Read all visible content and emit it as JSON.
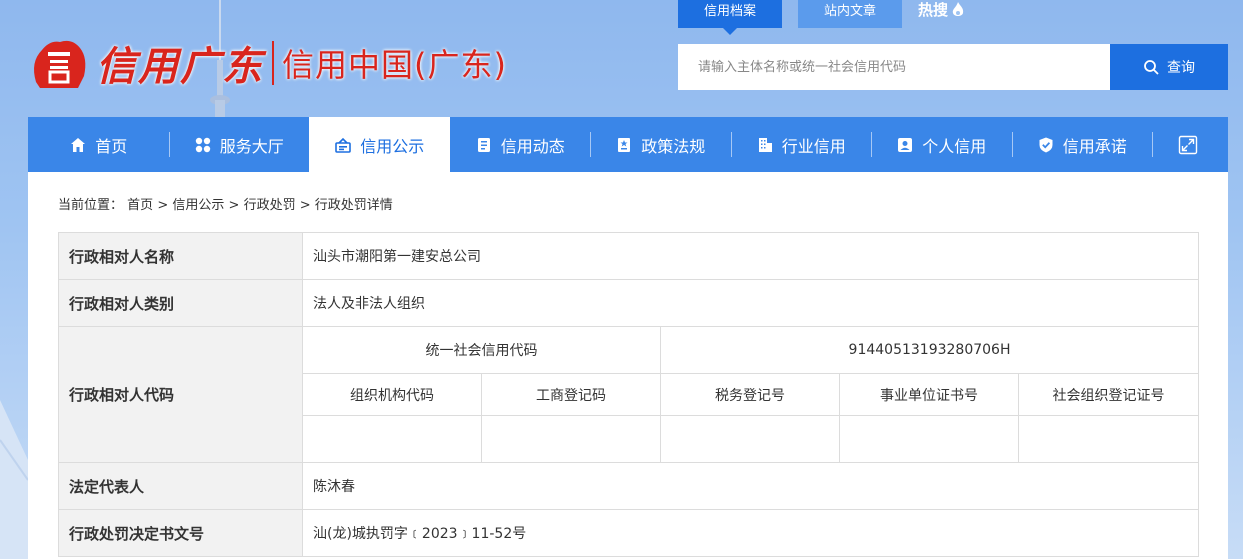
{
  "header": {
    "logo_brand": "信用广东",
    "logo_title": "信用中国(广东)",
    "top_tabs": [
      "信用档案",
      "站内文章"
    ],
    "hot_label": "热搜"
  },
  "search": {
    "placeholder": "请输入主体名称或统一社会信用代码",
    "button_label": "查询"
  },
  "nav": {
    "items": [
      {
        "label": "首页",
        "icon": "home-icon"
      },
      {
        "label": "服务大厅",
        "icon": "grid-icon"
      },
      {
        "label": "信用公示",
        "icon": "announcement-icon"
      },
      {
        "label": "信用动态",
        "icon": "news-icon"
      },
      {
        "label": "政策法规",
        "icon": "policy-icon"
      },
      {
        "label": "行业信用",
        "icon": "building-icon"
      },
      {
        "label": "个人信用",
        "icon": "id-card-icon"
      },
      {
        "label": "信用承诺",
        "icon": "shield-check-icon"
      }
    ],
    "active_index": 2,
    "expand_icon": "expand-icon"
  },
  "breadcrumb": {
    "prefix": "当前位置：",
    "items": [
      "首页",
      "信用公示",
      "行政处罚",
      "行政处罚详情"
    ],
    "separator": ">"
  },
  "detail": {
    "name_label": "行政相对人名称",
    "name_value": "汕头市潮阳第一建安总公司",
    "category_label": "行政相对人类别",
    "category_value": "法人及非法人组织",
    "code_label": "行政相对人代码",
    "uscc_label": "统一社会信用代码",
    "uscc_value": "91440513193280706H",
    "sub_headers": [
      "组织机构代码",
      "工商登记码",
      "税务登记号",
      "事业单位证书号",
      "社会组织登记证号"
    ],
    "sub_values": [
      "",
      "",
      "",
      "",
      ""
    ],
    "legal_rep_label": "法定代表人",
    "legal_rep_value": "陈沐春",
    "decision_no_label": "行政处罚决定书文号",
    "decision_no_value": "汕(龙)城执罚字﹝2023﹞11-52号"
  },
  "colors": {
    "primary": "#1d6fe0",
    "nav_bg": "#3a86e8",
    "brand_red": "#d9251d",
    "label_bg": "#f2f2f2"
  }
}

§ **Goal of the exercise**:
Give back all entries exactly. No pictures belong in the copy.

§ **Finished task**:
Read all visible content and emit it as JSON.
{
  "header": {
    "logo_brand": "信用广东",
    "logo_title": "信用中国(广东)",
    "top_tabs": [
      "信用档案",
      "站内文章"
    ],
    "hot_label": "热搜"
  },
  "search": {
    "placeholder": "请输入主体名称或统一社会信用代码",
    "button_label": "查询"
  },
  "nav": {
    "items": [
      {
        "label": "首页",
        "icon": "home-icon"
      },
      {
        "label": "服务大厅",
        "icon": "grid-icon"
      },
      {
        "label": "信用公示",
        "icon": "announcement-icon"
      },
      {
        "label": "信用动态",
        "icon": "news-icon"
      },
      {
        "label": "政策法规",
        "icon": "policy-icon"
      },
      {
        "label": "行业信用",
        "icon": "building-icon"
      },
      {
        "label": "个人信用",
        "icon": "id-card-icon"
      },
      {
        "label": "信用承诺",
        "icon": "shield-check-icon"
      }
    ],
    "active_index": 2,
    "expand_icon": "expand-icon"
  },
  "breadcrumb": {
    "prefix": "当前位置：",
    "items": [
      "首页",
      "信用公示",
      "行政处罚",
      "行政处罚详情"
    ],
    "separator": ">"
  },
  "detail": {
    "name_label": "行政相对人名称",
    "name_value": "汕头市潮阳第一建安总公司",
    "category_label": "行政相对人类别",
    "category_value": "法人及非法人组织",
    "code_label": "行政相对人代码",
    "uscc_label": "统一社会信用代码",
    "uscc_value": "91440513193280706H",
    "sub_headers": [
      "组织机构代码",
      "工商登记码",
      "税务登记号",
      "事业单位证书号",
      "社会组织登记证号"
    ],
    "sub_values": [
      "",
      "",
      "",
      "",
      ""
    ],
    "legal_rep_label": "法定代表人",
    "legal_rep_value": "陈沐春",
    "decision_no_label": "行政处罚决定书文号",
    "decision_no_value": "汕(龙)城执罚字﹝2023﹞11-52号"
  },
  "colors": {
    "primary": "#1d6fe0",
    "nav_bg": "#3a86e8",
    "brand_red": "#d9251d",
    "label_bg": "#f2f2f2"
  }
}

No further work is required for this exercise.